Record extracts
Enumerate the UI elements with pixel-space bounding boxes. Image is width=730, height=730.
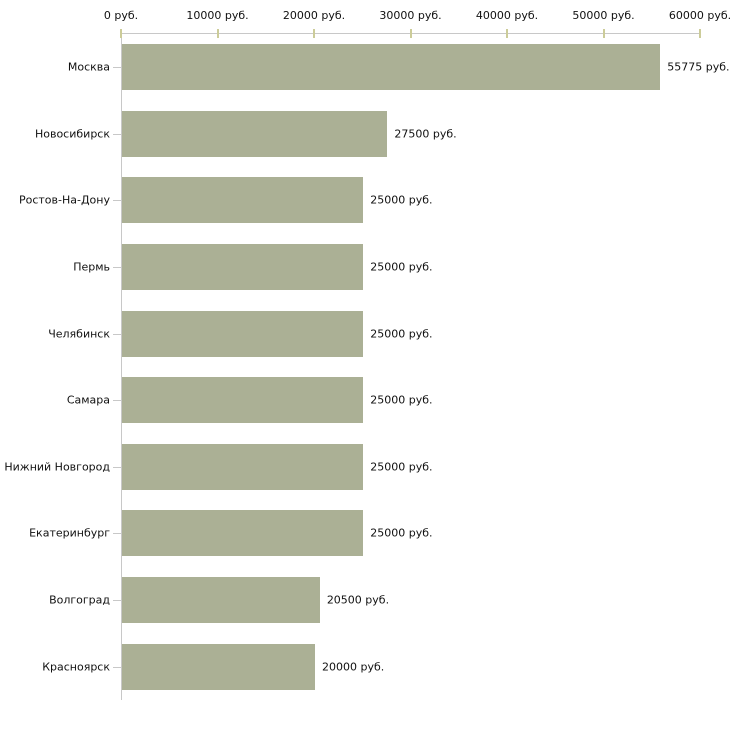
bar <box>122 377 364 424</box>
category-label: Ростов-На-Дону <box>18 193 110 207</box>
bar-row: Волгоград 20500 руб. <box>49 567 701 634</box>
value-label: 55775 руб. <box>667 60 730 74</box>
category-label: Самара <box>66 393 110 407</box>
x-axis-tick-mark <box>699 29 701 38</box>
bar-row: Нижний Новгород 25000 руб. <box>4 434 701 501</box>
bar <box>122 510 364 557</box>
category-label: Волгоград <box>49 593 110 607</box>
bar-row: Ростов-На-Дону 25000 руб. <box>19 167 701 234</box>
bar <box>122 643 315 690</box>
bar-row: Челябинск 25000 руб. <box>48 300 701 367</box>
value-label: 25000 руб. <box>370 327 433 341</box>
value-label: 25000 руб. <box>370 260 433 274</box>
category-label: Москва <box>67 60 110 74</box>
x-axis-tick-mark <box>409 29 412 38</box>
value-label: 25000 руб. <box>370 526 433 540</box>
y-axis-tick-mark <box>113 267 121 269</box>
bar <box>122 177 364 224</box>
x-axis-tick-label: 60000 руб. <box>668 9 730 22</box>
x-axis-tick-label: 50000 руб. <box>572 9 635 22</box>
x-axis-tick-mark <box>313 29 315 38</box>
x-axis-tick-mark <box>506 29 508 38</box>
y-axis-tick-mark <box>113 333 121 335</box>
category-label: Красноярск <box>42 660 110 674</box>
x-axis-tick-label: 20000 руб. <box>282 9 346 22</box>
bar <box>122 244 364 291</box>
bar-row: Екатеринбург 25000 руб. <box>29 500 701 567</box>
bar-row: Пермь 25000 руб. <box>73 234 701 301</box>
y-axis-tick-mark <box>113 533 121 535</box>
x-axis-tick-mark <box>602 29 605 38</box>
value-label: 25000 руб. <box>370 393 433 407</box>
y-axis-tick-mark <box>113 67 121 69</box>
bar-row: Самара 25000 руб. <box>67 367 701 434</box>
bar-row: Новосибирск 27500 руб. <box>35 101 701 168</box>
y-axis-line <box>121 33 122 700</box>
value-label: 25000 руб. <box>370 193 433 207</box>
y-axis-tick-mark <box>113 400 121 402</box>
x-axis-tick-label: 30000 руб. <box>379 9 442 22</box>
bar <box>122 443 364 490</box>
y-axis-tick-mark <box>113 466 121 468</box>
category-label: Пермь <box>73 260 110 274</box>
y-axis-tick-mark <box>113 600 121 602</box>
x-axis-tick-label: 0 руб. <box>103 9 139 22</box>
plot-area: Москва 55775 руб. Новосибирск 27500 руб. Рос… <box>4 34 729 700</box>
value-label: 25000 руб. <box>370 460 433 474</box>
category-label: Екатеринбург <box>29 526 110 540</box>
bar <box>122 310 364 357</box>
y-axis-tick-mark <box>113 133 121 135</box>
bar <box>122 44 661 91</box>
bar <box>122 110 388 157</box>
y-axis-tick-mark <box>113 200 121 202</box>
y-axis-tick-mark <box>113 666 121 668</box>
x-axis-tick-mark <box>120 29 122 38</box>
bar <box>122 577 320 624</box>
category-label: Нижний Новгород <box>4 460 110 474</box>
x-axis-tick-mark <box>216 29 219 38</box>
value-label: 27500 руб. <box>394 127 457 141</box>
value-label: 20000 руб. <box>322 660 385 674</box>
value-label: 20500 руб. <box>326 593 390 607</box>
x-axis-tick-label: 40000 руб. <box>475 9 539 22</box>
category-label: Челябинск <box>48 327 110 341</box>
bar-row: Красноярск 20000 руб. <box>42 633 701 700</box>
category-label: Новосибирск <box>34 127 110 141</box>
x-axis-tick-label: 10000 руб. <box>186 9 249 22</box>
bar-row: Москва 55775 руб. <box>68 34 729 101</box>
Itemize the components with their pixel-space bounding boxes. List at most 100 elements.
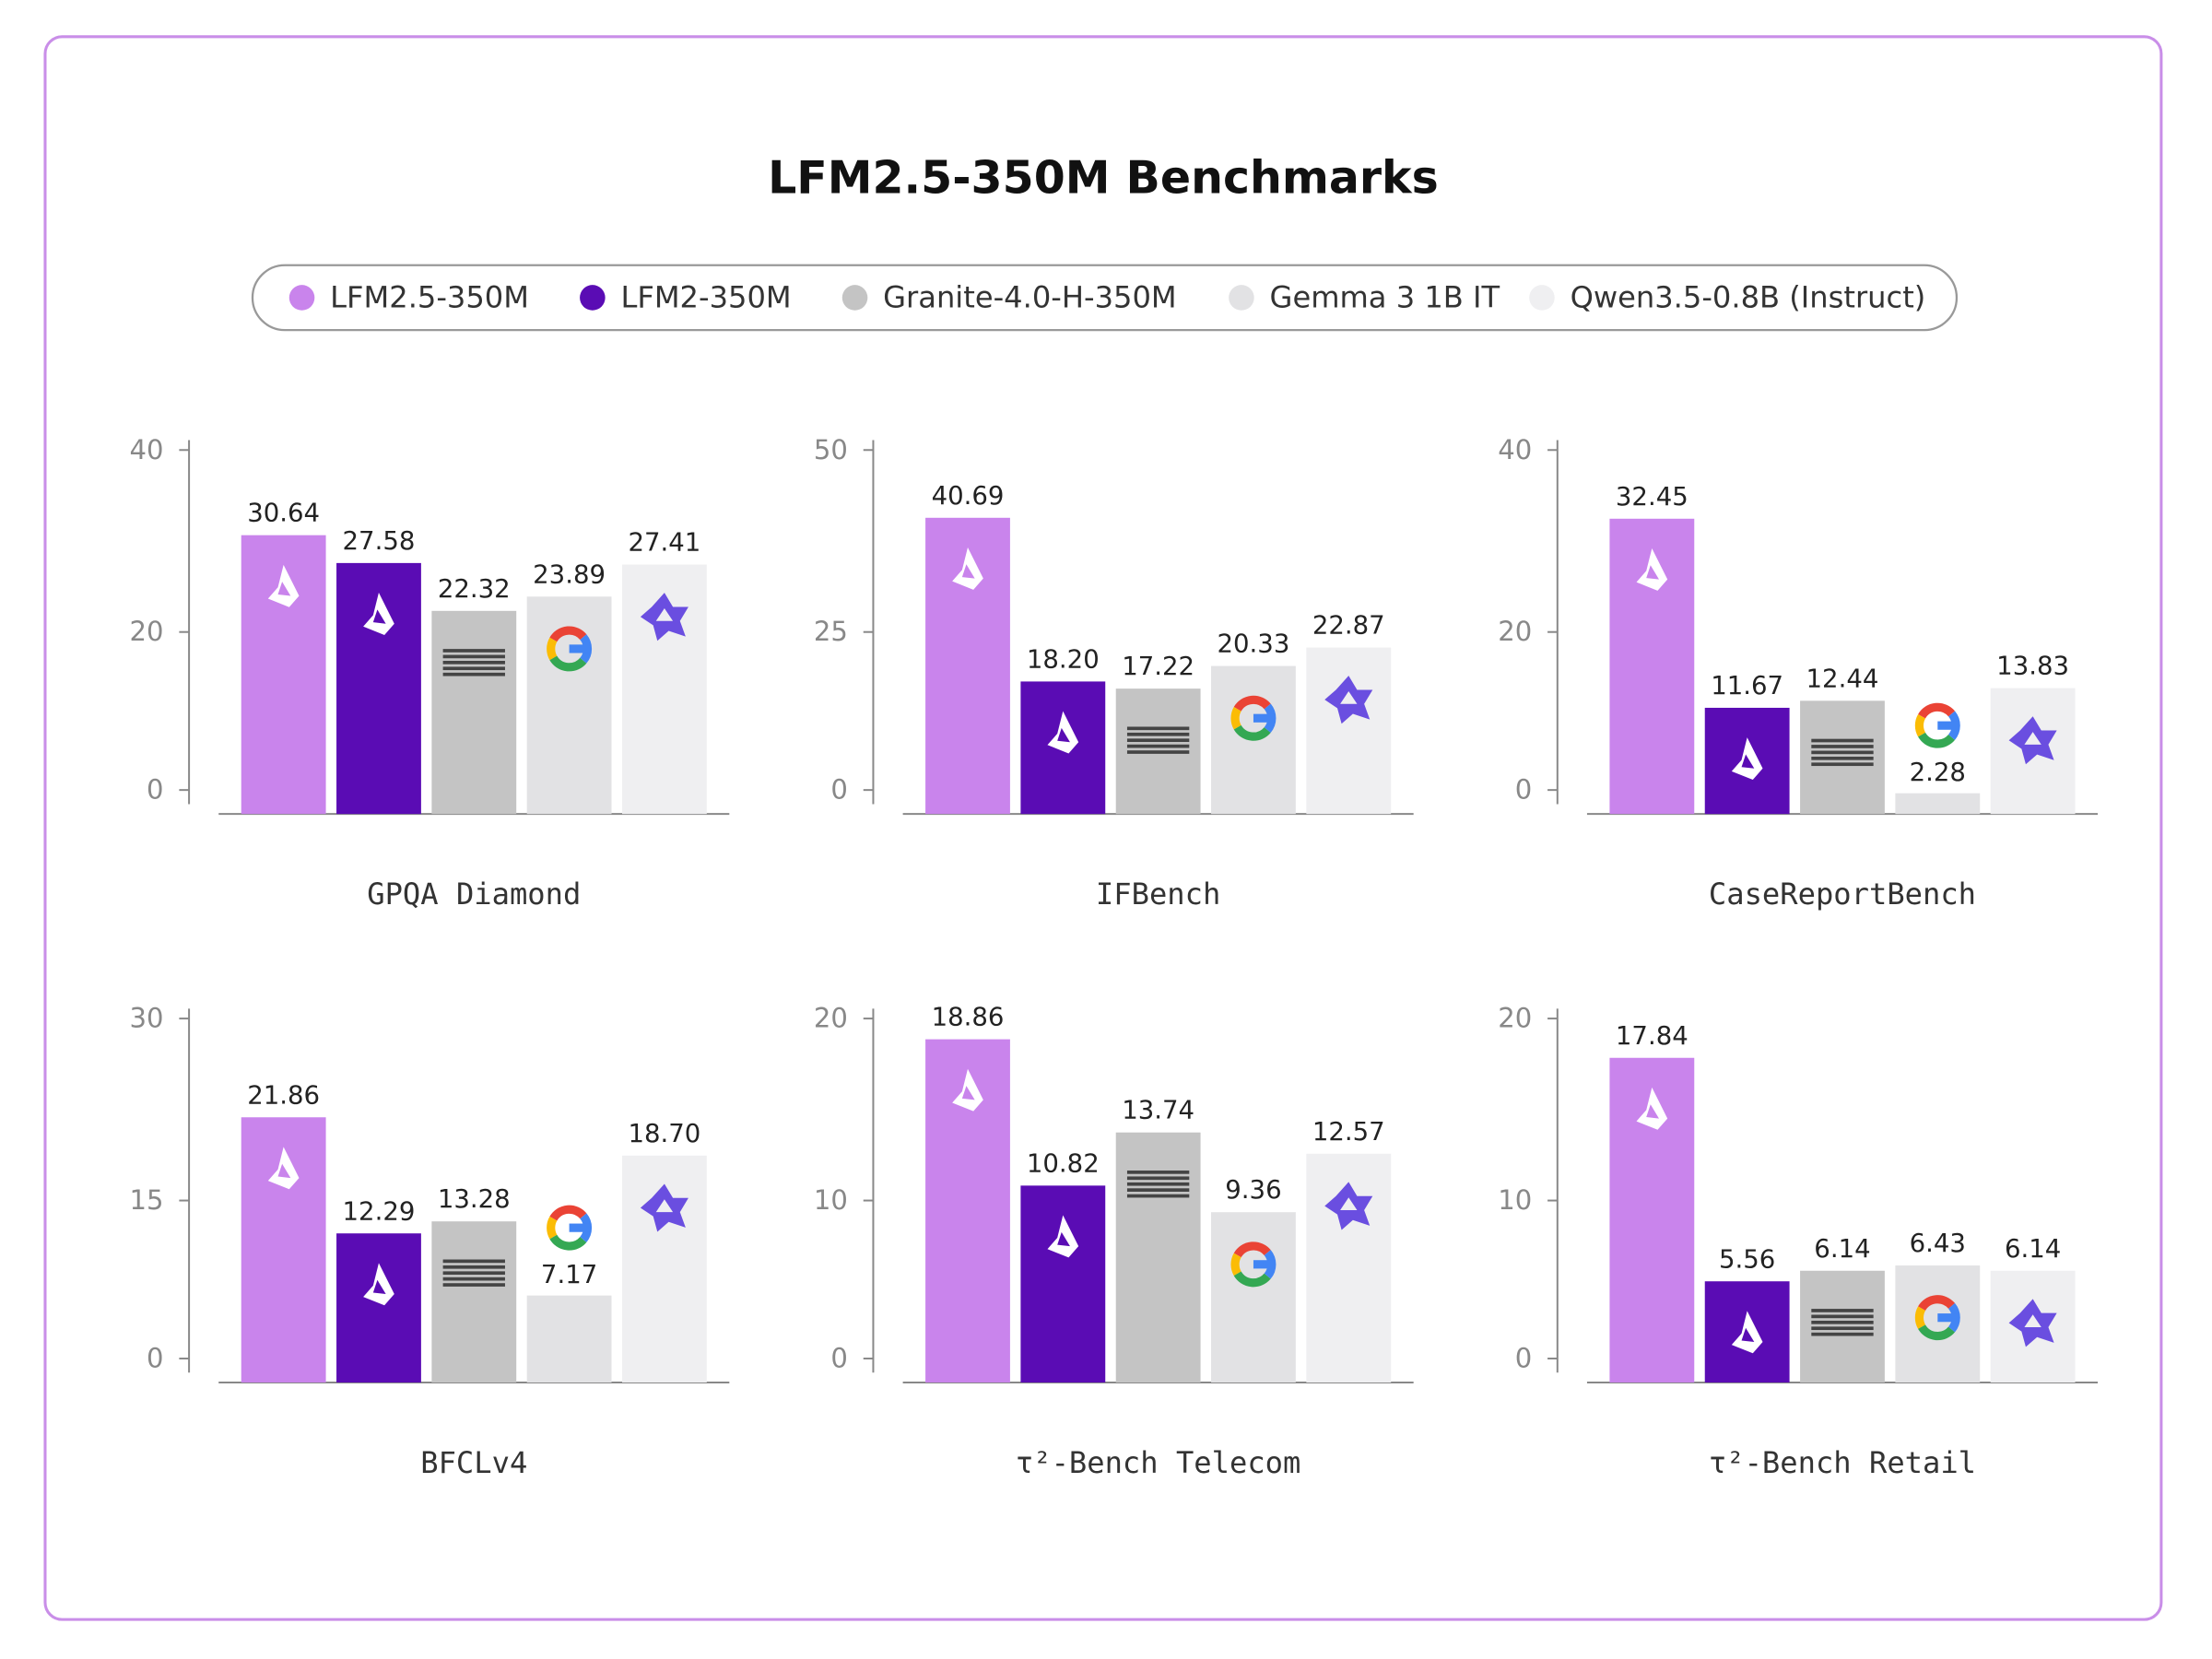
subplot-label: τ²-Bench Retail [1709, 1445, 1976, 1480]
logo-stripe [1126, 732, 1190, 736]
logo-stripe [1126, 1188, 1190, 1192]
logo-stripe [1811, 756, 1874, 760]
logo-stripe [1126, 744, 1190, 748]
bar [526, 1295, 612, 1382]
logo-core [655, 1199, 674, 1213]
bar [1306, 647, 1392, 815]
value-label: 2.28 [1910, 758, 1966, 787]
model-logo [1126, 1171, 1190, 1198]
y-tick-label: 20 [1498, 616, 1532, 647]
value-label: 18.20 [1027, 644, 1100, 674]
bar [431, 1221, 517, 1382]
legend-label: LFM2-350M [620, 279, 791, 314]
logo-arc [549, 1205, 587, 1221]
logo-arc [1233, 1271, 1271, 1288]
logo-arc [1918, 1324, 1956, 1341]
value-label: 11.67 [1711, 671, 1783, 700]
value-label: 27.58 [343, 526, 416, 556]
logo-arc [1918, 702, 1956, 719]
logo-cut [961, 564, 975, 579]
logo-stripe [1811, 1320, 1874, 1324]
value-label: 5.56 [1719, 1244, 1775, 1274]
value-label: 13.28 [438, 1184, 511, 1214]
logo-stripe [442, 1259, 505, 1264]
legend-label: LFM2.5-350M [330, 279, 529, 314]
y-tick-label: 0 [830, 1343, 848, 1374]
y-tick-label: 0 [1515, 774, 1533, 806]
value-label: 6.14 [2005, 1234, 2061, 1264]
logo-bar [1253, 713, 1275, 723]
logo-arc [1233, 695, 1271, 712]
logo-arc [1230, 706, 1241, 730]
value-label: 27.41 [628, 528, 700, 558]
logo-stripe [1811, 1309, 1874, 1312]
logo-stripe [1811, 1332, 1874, 1336]
value-label: 7.17 [541, 1260, 597, 1289]
y-tick-label: 0 [147, 774, 164, 806]
subplot-label: BFCLv4 [420, 1445, 527, 1480]
bar [431, 610, 517, 815]
logo-cut [372, 1279, 386, 1295]
bar [336, 1233, 421, 1382]
bar [1020, 1185, 1106, 1382]
y-tick-label: 40 [130, 434, 164, 465]
logo-arc [549, 1234, 587, 1251]
logo-bar [569, 1223, 591, 1232]
logo-bar [1937, 721, 1959, 730]
y-tick-label: 40 [1498, 434, 1532, 465]
model-logo [267, 1147, 300, 1190]
legend-label: Gemma 3 1B IT [1270, 279, 1500, 314]
value-label: 6.43 [1910, 1229, 1966, 1258]
logo-arc [1918, 732, 1956, 748]
model-logo [363, 593, 394, 635]
legend-label: Qwen3.5-0.8B (Instruct) [1571, 279, 1926, 314]
logo-stripe [1126, 1182, 1190, 1186]
value-label: 18.70 [628, 1119, 700, 1148]
logo-cut [277, 1163, 291, 1179]
logo-core [1340, 690, 1358, 704]
logo-core [2024, 1314, 2041, 1327]
logo-stripe [1126, 726, 1190, 731]
model-logo [363, 1263, 394, 1306]
model-logo [640, 1183, 688, 1232]
value-label: 6.14 [1814, 1234, 1870, 1264]
legend-label: Granite-4.0-H-350M [883, 279, 1177, 314]
legend-swatch [841, 285, 868, 311]
value-label: 17.22 [1122, 652, 1194, 681]
logo-core [655, 608, 674, 621]
model-logo [1047, 1215, 1079, 1258]
model-logo [547, 1205, 593, 1251]
subplot-label: CaseReportBench [1709, 877, 1976, 912]
model-logo [1731, 1311, 1763, 1354]
model-logo [1731, 737, 1763, 781]
logo-stripe [442, 649, 505, 653]
logo-stripe [1126, 1176, 1190, 1181]
logo-stripe [1126, 738, 1190, 743]
logo-stripe [1126, 1171, 1190, 1174]
logo-stripe [1811, 1326, 1874, 1331]
logo-arc [1918, 1295, 1956, 1312]
y-tick-label: 50 [814, 434, 848, 465]
value-label: 13.83 [1996, 652, 2069, 681]
legend-swatch [288, 285, 315, 311]
model-logo [2008, 716, 2057, 765]
y-tick-label: 20 [130, 616, 164, 647]
model-logo [1230, 1241, 1277, 1288]
model-logo [640, 593, 688, 641]
value-label: 9.36 [1225, 1175, 1281, 1205]
model-logo [1636, 547, 1668, 591]
logo-stripe [442, 1265, 505, 1269]
value-label: 13.74 [1122, 1096, 1194, 1125]
logo-core [2024, 732, 2041, 745]
model-logo [1811, 1309, 1874, 1336]
value-label: 20.33 [1218, 629, 1290, 659]
logo-cut [1057, 727, 1070, 743]
value-label: 12.29 [343, 1196, 416, 1226]
y-tick-label: 30 [130, 1003, 164, 1034]
model-logo [1047, 711, 1079, 754]
logo-cut [1646, 565, 1659, 580]
y-tick-label: 0 [147, 1343, 164, 1374]
logo-arc [1914, 1306, 1926, 1329]
y-tick-label: 15 [130, 1184, 164, 1216]
y-tick-label: 0 [830, 774, 848, 806]
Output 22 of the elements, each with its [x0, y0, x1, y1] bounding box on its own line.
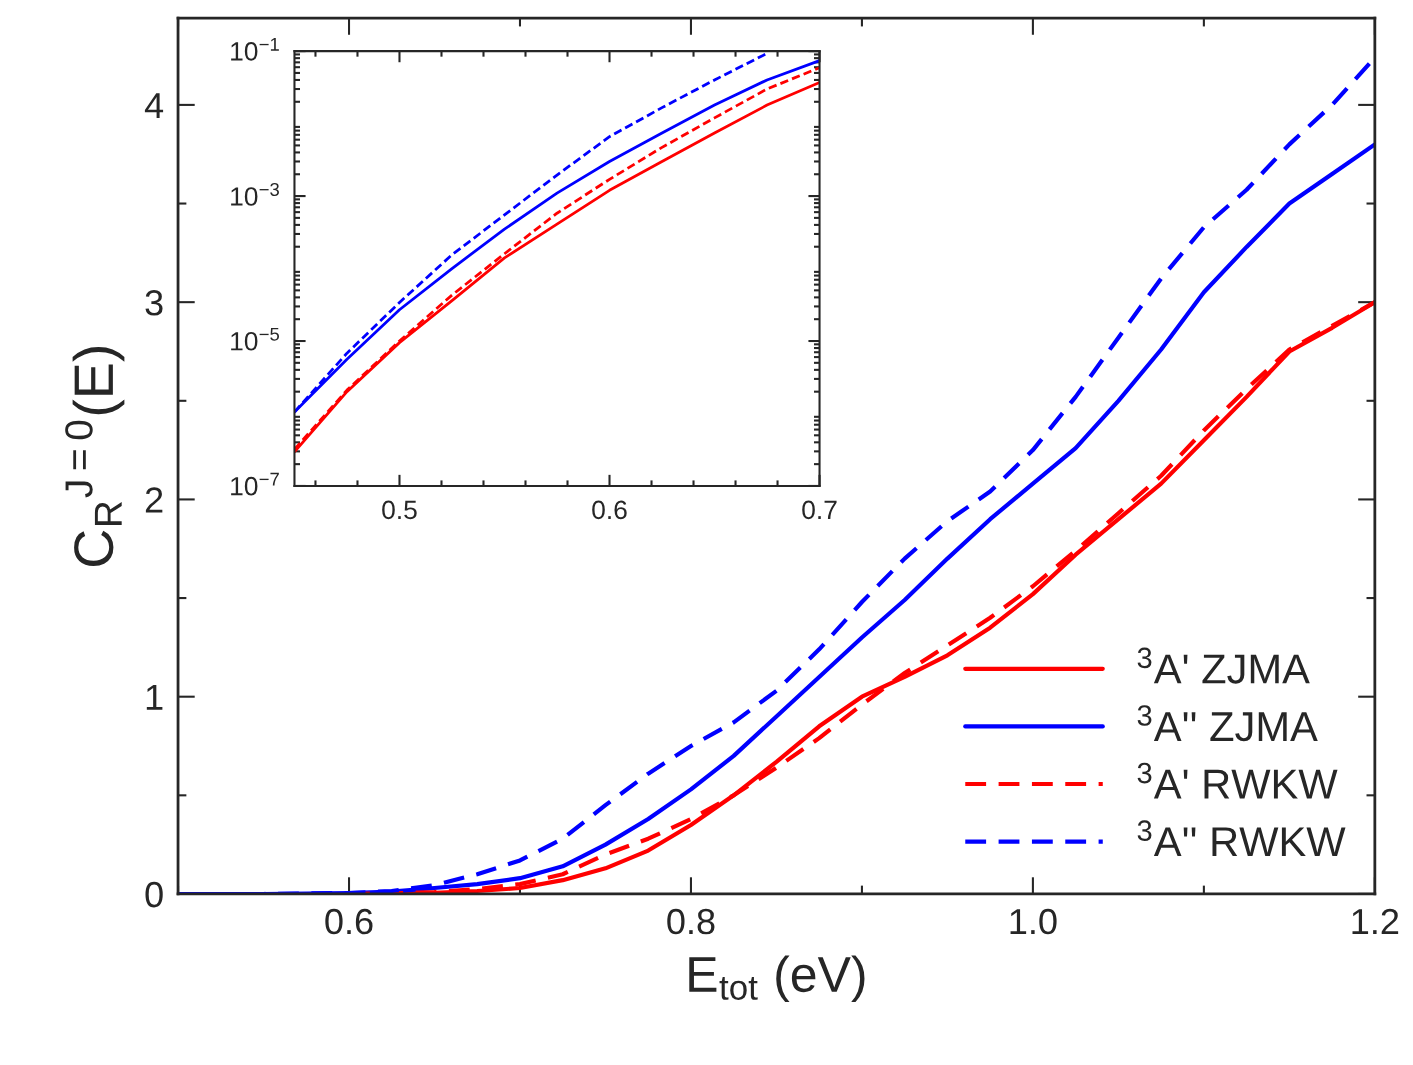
x-tick-label: 0.8 — [667, 908, 715, 935]
y-tick-label: 4 — [144, 93, 164, 118]
y-tick-label: 10$^{−1}$ — [231, 37, 279, 61]
y-tick-label: 10$^{−5}$ — [231, 327, 279, 351]
x-tick-label: 1.2 — [1352, 908, 1399, 935]
x-tick-label: 0.7 — [802, 500, 837, 520]
x-tick-label: 1.0 — [1010, 908, 1057, 935]
legend-label: $^{3}$A'' RWKW — [1137, 820, 1346, 857]
legend-label: $^{3}$A' RWKW — [1137, 762, 1338, 799]
legend-label: $^{3}$A' ZJMA — [1137, 647, 1310, 684]
legend-label: $^{3}$A'' ZJMA — [1137, 705, 1318, 742]
y-tick-label: 10$^{−3}$ — [231, 182, 279, 206]
y-tick-label: 1 — [146, 684, 163, 710]
x-tick-label: 0.6 — [325, 908, 373, 935]
y-axis-title: C$_{R}$$^{J=0}$(E) — [65, 347, 125, 566]
x-axis-title: E$_{tot}$ (eV) — [689, 955, 865, 1002]
y-tick-label: 3 — [145, 290, 163, 316]
y-tick-label: 0 — [145, 881, 163, 908]
y-tick-label: 2 — [145, 487, 163, 513]
x-tick-label: 0.5 — [382, 500, 417, 520]
y-tick-label: 10$^{−7}$ — [231, 472, 279, 496]
x-tick-label: 0.6 — [592, 500, 627, 520]
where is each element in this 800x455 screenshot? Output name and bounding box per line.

Work instructions
Copy out the data lines from the one containing "bar <box>122 377 364 424</box>" through the one containing "category-label: Красноярск <box>42", both included, with no change to their text.

Exercise answer
bar <box>122 377 364 424</box>
category-label: Ростов-На-Дону <box>18 193 110 207</box>
bar-row: Волгоград 20500 руб. <box>49 567 701 634</box>
value-label: 55775 руб. <box>667 60 730 74</box>
category-label: Самара <box>66 393 110 407</box>
x-axis-tick-mark <box>699 29 701 38</box>
bar-row: Нижний Новгород 25000 руб. <box>4 434 701 501</box>
bar <box>122 510 364 557</box>
category-label: Волгоград <box>49 593 110 607</box>
bar-row: Ростов-На-Дону 25000 руб. <box>19 167 701 234</box>
bar <box>122 643 315 690</box>
bar-row: Челябинск 25000 руб. <box>48 300 701 367</box>
value-label: 25000 руб. <box>370 327 433 341</box>
value-label: 25000 руб. <box>370 260 433 274</box>
category-label: Москва <box>67 60 110 74</box>
x-axis-tick-mark <box>409 29 412 38</box>
value-label: 25000 руб. <box>370 526 433 540</box>
y-axis-tick-mark <box>113 267 121 269</box>
bar <box>122 177 364 224</box>
x-axis-tick-label: 60000 руб. <box>668 9 730 22</box>
x-axis-tick-label: 50000 руб. <box>572 9 635 22</box>
x-axis-tick-mark <box>313 29 315 38</box>
x-axis-tick-mark <box>506 29 508 38</box>
y-axis-tick-mark <box>113 333 121 335</box>
category-label: Красноярск <box>42 660 110 674</box>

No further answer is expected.